STATED GOAL
Extract every line below that contains the word "this".

>> Begin

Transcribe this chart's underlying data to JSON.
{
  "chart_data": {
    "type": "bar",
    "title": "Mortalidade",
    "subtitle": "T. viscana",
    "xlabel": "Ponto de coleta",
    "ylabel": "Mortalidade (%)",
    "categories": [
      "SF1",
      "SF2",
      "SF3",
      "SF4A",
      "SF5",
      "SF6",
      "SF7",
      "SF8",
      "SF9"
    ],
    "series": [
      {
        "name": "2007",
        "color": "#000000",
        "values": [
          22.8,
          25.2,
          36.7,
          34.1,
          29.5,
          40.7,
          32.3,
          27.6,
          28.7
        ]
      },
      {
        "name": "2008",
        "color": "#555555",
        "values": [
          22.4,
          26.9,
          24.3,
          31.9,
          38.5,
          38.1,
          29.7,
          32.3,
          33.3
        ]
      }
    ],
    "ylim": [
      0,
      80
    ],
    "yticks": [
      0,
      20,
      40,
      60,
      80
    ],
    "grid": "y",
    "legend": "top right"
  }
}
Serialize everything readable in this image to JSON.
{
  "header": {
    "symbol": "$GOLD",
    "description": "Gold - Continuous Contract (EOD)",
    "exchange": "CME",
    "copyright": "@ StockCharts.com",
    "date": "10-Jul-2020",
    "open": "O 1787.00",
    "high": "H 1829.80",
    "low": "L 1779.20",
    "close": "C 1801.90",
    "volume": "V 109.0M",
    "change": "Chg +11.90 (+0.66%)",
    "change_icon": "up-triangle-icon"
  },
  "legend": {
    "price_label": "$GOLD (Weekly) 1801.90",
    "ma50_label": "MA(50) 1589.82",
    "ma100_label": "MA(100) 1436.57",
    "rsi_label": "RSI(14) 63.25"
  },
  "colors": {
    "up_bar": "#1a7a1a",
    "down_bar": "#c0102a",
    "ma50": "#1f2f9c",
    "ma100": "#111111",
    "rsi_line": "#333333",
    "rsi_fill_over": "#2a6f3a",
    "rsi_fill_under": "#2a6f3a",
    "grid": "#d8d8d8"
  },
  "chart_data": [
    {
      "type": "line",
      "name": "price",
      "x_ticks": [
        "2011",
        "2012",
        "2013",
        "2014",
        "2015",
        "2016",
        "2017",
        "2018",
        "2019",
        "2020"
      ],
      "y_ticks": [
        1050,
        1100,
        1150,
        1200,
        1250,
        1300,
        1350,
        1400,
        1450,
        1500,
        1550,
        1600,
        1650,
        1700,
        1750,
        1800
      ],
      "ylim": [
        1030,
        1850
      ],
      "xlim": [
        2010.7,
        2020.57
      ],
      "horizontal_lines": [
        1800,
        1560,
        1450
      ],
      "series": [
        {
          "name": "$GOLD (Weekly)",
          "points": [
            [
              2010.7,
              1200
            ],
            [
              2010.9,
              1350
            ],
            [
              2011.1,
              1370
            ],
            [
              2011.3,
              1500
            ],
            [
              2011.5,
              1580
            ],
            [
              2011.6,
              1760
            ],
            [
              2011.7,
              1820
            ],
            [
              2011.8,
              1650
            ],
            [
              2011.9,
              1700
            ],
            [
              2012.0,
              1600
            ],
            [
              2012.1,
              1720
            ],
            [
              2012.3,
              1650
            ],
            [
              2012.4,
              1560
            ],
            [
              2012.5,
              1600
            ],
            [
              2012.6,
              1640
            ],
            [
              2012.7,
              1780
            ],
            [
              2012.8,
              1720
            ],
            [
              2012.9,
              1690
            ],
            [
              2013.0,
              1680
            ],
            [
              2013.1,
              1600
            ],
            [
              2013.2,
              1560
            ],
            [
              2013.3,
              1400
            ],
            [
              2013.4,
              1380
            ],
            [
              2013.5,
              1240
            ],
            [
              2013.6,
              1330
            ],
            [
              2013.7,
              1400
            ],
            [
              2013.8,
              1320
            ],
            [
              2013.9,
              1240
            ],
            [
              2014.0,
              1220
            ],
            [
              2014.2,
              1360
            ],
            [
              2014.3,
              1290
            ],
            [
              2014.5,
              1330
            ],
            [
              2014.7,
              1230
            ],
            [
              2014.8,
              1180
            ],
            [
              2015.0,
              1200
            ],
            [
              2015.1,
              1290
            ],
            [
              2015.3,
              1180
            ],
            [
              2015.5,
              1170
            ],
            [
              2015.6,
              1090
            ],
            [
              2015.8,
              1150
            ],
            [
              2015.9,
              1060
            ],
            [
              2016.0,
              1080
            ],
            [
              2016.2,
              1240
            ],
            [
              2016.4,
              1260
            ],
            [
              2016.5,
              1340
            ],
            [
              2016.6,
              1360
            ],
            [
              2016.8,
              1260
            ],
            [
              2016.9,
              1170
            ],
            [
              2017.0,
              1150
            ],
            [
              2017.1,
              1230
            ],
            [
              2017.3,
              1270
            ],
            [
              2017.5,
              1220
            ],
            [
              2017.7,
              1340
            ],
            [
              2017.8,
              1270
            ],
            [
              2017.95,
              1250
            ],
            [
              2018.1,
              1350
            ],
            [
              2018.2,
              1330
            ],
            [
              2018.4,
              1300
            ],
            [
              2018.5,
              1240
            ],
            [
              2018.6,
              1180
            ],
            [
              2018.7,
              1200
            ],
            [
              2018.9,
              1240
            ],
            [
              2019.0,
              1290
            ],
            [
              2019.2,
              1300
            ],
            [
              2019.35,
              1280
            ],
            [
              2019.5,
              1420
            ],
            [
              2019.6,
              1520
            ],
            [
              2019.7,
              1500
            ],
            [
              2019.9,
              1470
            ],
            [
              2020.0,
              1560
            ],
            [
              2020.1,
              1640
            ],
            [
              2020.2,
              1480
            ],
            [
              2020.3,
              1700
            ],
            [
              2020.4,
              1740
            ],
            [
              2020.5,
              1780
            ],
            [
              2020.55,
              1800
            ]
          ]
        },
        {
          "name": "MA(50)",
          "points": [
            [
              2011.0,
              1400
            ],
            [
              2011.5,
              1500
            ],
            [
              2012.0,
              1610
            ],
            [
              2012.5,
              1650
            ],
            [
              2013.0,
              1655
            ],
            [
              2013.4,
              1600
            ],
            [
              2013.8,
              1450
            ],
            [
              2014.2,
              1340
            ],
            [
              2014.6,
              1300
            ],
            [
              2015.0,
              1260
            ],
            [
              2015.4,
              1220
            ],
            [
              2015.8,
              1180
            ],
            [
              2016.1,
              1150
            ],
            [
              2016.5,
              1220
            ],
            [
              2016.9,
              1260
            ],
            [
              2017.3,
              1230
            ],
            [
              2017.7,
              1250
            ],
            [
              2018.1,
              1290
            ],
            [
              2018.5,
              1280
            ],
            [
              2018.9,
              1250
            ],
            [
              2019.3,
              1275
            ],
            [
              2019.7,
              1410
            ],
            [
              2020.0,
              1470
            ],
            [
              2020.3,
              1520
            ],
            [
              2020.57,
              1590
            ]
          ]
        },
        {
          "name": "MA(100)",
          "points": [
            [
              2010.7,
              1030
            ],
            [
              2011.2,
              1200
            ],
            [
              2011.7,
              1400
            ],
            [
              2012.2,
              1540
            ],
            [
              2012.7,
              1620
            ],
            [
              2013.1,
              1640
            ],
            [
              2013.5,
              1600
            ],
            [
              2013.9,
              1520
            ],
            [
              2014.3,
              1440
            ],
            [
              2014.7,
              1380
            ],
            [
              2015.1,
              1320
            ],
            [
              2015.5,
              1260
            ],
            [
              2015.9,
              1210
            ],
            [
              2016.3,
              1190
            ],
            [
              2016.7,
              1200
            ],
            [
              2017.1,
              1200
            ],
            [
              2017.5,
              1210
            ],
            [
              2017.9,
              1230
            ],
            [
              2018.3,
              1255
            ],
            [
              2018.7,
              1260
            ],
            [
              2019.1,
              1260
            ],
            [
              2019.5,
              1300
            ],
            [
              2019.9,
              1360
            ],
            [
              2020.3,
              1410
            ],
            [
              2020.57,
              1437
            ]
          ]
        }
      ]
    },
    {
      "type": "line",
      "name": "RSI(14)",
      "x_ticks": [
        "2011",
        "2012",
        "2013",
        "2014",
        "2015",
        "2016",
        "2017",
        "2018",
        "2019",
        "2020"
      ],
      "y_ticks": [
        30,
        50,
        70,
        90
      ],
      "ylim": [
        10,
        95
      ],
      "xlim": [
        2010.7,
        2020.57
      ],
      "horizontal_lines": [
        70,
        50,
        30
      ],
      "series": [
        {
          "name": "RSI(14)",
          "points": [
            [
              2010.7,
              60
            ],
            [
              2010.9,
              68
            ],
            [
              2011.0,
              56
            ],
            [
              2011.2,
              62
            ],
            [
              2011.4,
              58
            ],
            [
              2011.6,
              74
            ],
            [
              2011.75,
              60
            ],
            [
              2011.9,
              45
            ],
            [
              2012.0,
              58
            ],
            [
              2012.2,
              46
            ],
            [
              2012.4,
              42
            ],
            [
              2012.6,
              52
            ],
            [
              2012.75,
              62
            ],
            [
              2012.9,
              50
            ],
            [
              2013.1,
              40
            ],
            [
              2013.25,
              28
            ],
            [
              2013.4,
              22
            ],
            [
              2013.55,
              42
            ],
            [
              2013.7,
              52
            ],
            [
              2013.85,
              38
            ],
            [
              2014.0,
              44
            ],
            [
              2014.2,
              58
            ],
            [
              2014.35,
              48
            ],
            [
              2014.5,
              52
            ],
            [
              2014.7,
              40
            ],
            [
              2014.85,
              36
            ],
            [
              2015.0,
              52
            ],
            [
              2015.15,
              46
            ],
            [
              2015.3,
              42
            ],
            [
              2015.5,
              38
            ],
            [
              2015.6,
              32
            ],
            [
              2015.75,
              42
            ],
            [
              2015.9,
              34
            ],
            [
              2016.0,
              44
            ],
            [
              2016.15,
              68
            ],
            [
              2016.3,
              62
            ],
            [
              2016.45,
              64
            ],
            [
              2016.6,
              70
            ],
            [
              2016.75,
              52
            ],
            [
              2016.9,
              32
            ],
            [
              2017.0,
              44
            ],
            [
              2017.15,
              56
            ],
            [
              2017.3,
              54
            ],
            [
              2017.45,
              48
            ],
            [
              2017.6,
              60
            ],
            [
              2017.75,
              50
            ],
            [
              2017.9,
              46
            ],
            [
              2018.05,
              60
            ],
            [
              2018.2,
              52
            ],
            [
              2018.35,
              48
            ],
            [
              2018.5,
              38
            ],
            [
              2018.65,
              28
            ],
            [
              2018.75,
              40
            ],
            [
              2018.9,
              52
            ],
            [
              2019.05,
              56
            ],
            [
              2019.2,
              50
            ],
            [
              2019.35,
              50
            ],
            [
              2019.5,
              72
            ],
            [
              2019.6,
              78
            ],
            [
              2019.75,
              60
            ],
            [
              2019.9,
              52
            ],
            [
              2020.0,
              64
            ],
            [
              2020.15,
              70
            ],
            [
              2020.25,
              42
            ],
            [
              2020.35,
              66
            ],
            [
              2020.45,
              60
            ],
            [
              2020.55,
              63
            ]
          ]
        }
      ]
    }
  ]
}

>> End

EXERCISE OUTPUT
Transcribe this chart's underlying data to JSON.
Serialize everything readable in this image to JSON.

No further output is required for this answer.